┌──

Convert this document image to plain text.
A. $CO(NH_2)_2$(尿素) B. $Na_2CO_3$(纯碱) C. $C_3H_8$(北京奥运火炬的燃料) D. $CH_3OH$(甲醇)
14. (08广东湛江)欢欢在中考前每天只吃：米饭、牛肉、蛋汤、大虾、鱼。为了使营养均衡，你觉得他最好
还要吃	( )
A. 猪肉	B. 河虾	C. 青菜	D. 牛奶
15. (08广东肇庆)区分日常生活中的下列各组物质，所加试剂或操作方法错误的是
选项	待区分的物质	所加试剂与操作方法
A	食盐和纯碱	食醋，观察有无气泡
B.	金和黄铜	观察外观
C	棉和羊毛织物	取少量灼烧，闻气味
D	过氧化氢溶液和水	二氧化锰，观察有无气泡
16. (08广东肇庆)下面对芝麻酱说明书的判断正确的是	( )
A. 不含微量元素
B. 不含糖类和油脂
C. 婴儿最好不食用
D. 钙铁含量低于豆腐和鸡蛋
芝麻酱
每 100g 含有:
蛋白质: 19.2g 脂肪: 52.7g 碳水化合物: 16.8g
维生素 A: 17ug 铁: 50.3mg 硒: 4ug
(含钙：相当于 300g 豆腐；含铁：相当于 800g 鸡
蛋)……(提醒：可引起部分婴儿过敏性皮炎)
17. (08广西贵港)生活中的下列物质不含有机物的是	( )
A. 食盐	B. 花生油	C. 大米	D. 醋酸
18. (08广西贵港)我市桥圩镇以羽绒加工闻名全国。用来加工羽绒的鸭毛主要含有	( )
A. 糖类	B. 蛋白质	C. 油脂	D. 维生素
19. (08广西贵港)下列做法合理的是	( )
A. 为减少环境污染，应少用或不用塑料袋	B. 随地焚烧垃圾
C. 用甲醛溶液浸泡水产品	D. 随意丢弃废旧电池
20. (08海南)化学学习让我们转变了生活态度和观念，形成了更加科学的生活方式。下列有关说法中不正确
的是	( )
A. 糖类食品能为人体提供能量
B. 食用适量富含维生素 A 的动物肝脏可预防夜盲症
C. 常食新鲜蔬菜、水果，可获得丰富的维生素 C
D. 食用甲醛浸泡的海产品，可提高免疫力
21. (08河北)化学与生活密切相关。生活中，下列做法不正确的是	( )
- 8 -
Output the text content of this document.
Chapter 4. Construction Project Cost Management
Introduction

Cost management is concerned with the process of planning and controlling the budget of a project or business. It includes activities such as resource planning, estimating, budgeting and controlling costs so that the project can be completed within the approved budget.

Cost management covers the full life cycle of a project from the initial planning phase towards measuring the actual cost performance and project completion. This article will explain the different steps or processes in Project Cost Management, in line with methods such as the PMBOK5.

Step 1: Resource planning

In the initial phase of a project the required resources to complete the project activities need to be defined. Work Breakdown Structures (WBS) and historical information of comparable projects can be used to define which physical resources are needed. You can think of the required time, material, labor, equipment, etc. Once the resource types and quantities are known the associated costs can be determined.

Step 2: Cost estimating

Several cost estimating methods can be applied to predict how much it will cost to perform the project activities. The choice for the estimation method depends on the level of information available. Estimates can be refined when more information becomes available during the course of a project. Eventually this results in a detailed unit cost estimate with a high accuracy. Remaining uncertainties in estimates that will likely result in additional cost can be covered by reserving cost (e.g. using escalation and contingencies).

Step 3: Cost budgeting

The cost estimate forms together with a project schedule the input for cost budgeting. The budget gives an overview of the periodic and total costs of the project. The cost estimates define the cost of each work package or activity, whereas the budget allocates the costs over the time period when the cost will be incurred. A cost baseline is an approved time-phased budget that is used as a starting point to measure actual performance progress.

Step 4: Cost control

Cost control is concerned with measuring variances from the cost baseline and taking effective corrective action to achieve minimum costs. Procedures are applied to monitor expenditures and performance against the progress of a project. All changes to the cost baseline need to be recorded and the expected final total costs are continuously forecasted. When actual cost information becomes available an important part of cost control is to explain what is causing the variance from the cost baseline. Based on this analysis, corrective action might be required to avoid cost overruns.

└──

# WORK TO BE COMPLETED
Each line with the string "planning" in it needs to be found and copied.

# EXPECTED OUTPUT
Cost management is concerned with the process of planning and controlling the budget of a project or business. It includes activities such as resource planning, estimating, budgeting and controlling costs so that the project can be completed within the approved budget.
Cost management covers the full life cycle of a project from the initial planning phase towards measuring the actual cost performance and project completion. This article will explain the different steps or processes in Project Cost Management, in line with methods such as the PMBOK5.
Step 1: Resource planning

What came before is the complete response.